— start ENTRIES —

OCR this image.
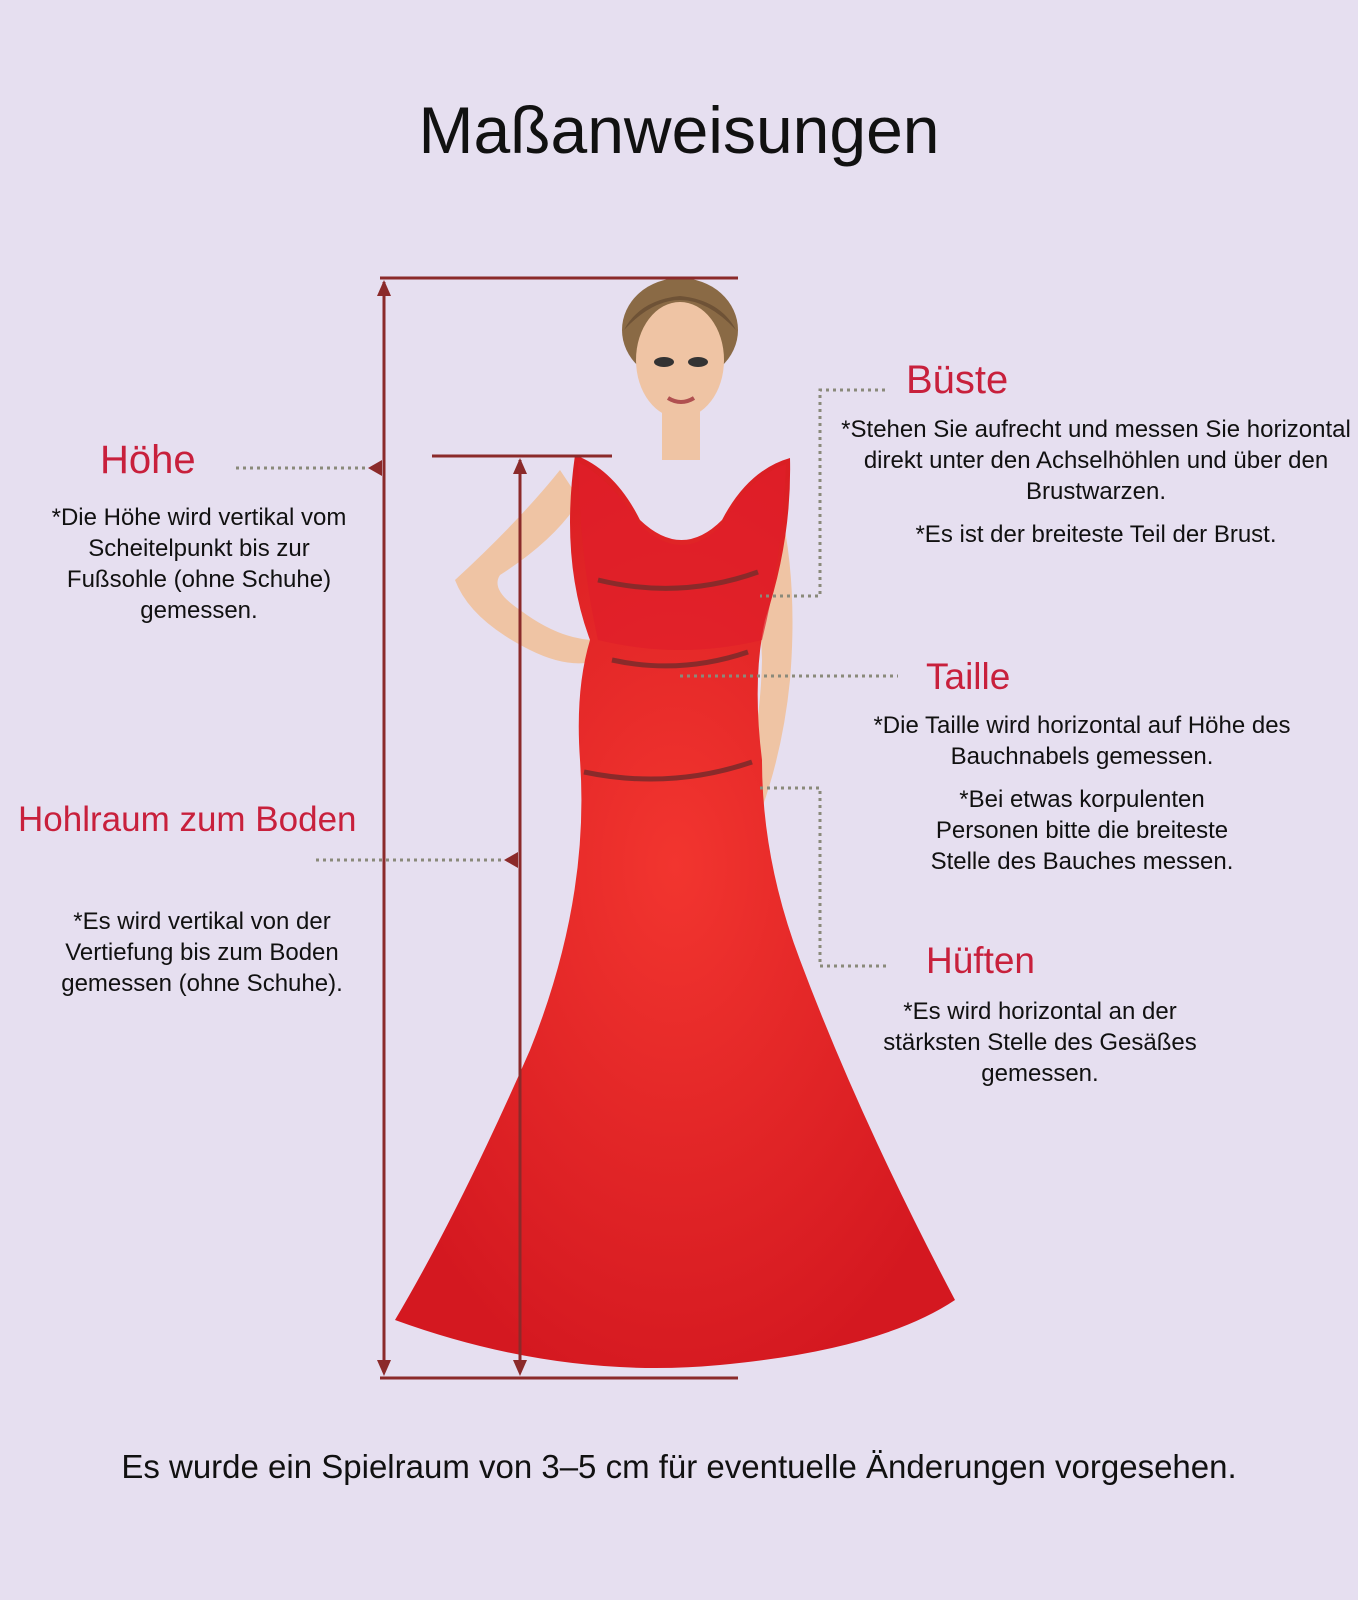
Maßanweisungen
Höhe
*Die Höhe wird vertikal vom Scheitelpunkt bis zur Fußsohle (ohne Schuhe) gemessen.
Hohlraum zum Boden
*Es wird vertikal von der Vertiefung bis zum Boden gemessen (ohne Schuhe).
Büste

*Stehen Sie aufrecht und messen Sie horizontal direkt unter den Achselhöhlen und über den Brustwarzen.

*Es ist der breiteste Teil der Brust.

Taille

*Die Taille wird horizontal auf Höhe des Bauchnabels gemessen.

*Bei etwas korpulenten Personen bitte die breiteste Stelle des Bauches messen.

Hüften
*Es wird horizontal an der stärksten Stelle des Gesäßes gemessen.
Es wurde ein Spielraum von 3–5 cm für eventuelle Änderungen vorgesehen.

— end ENTRIES —

§ PROBLEM TO WORK ON: Do not include images; quote all of the entries above exactly.

§ EXERCISE SOLUTION:
OCR this image.
Maßanweisungen
Höhe
*Die Höhe wird vertikal vom Scheitelpunkt bis zur Fußsohle (ohne Schuhe) gemessen.
Hohlraum zum Boden
*Es wird vertikal von der Vertiefung bis zum Boden gemessen (ohne Schuhe).
Büste

*Stehen Sie aufrecht und messen Sie horizontal direkt unter den Achselhöhlen und über den Brustwarzen.

*Es ist der breiteste Teil der Brust.

Taille

*Die Taille wird horizontal auf Höhe des Bauchnabels gemessen.

*Bei etwas korpulenten Personen bitte die breiteste Stelle des Bauches messen.

Hüften
*Es wird horizontal an der stärksten Stelle des Gesäßes gemessen.
Es wurde ein Spielraum von 3–5 cm für eventuelle Änderungen vorgesehen.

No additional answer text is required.